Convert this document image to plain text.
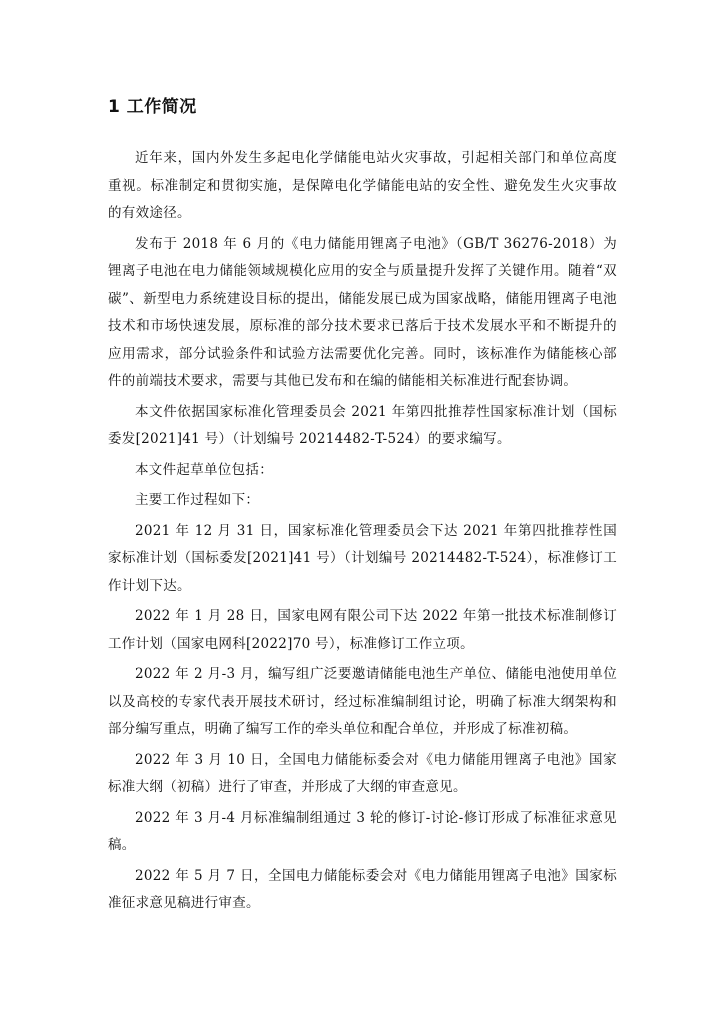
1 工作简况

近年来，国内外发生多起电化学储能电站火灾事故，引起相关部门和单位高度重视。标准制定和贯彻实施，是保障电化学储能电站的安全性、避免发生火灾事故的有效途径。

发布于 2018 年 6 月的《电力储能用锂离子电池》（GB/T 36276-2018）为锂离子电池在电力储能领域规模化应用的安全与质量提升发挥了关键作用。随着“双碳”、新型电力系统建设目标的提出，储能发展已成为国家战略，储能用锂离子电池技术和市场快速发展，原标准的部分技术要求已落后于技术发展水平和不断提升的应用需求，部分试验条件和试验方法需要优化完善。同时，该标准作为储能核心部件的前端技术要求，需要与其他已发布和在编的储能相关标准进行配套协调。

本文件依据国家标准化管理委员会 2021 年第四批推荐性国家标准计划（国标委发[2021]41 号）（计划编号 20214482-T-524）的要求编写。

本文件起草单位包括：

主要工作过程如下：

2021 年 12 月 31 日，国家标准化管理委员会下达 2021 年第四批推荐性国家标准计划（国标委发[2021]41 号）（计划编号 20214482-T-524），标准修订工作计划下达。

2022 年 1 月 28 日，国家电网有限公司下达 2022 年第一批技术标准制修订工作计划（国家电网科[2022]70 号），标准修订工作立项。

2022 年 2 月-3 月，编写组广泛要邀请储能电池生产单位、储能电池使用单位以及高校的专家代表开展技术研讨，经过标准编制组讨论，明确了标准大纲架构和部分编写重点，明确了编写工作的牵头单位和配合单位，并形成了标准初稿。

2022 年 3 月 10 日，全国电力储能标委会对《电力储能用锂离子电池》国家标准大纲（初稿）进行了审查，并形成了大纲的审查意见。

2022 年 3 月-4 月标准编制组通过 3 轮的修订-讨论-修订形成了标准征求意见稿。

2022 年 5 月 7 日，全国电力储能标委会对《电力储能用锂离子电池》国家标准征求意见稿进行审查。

---

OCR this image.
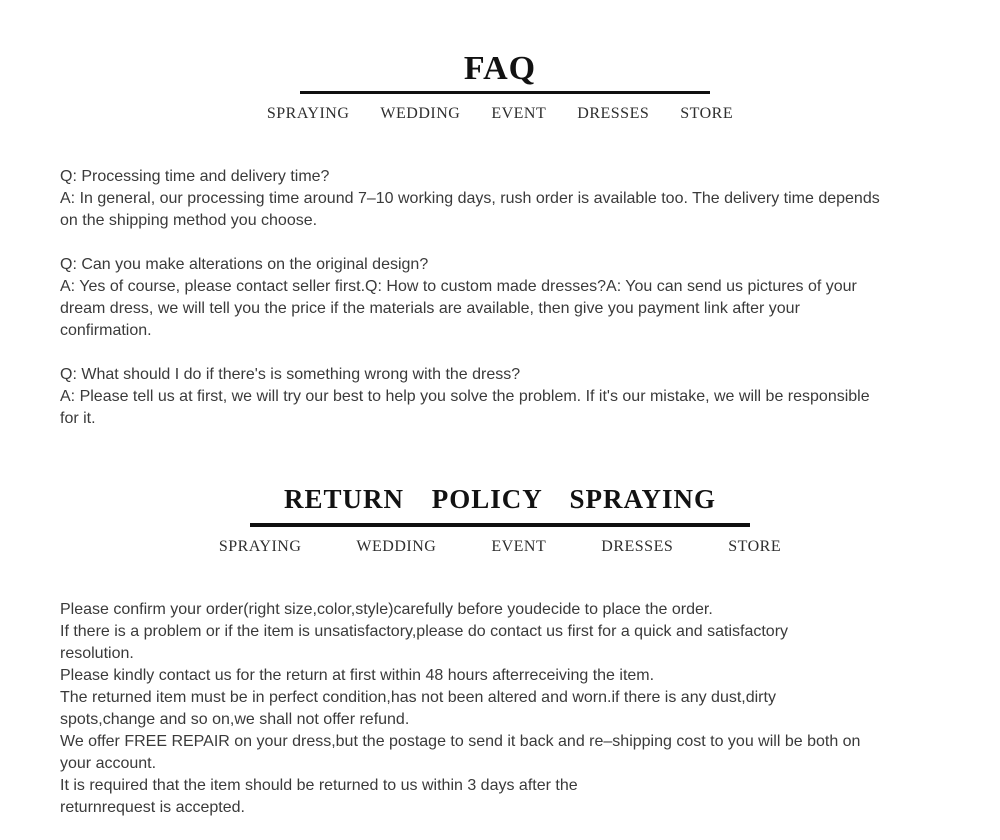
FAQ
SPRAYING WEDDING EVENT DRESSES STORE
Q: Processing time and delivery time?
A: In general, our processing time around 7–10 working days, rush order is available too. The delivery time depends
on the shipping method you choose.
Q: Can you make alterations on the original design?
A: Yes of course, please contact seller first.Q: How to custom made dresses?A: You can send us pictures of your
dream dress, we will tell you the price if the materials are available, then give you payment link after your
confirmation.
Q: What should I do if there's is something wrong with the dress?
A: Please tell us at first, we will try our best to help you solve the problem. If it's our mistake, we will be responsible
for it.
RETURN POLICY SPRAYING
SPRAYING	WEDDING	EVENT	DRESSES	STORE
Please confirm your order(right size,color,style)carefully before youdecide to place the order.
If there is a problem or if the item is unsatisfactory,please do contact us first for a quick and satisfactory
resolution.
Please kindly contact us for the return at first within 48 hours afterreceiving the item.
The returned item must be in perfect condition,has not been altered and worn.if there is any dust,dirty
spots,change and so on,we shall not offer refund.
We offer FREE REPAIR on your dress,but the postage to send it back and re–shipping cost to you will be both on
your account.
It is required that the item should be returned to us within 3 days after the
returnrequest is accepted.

Written problem: Examine the records and report how many lines contain the string "delivery". Only the number should be given.

Task result: 2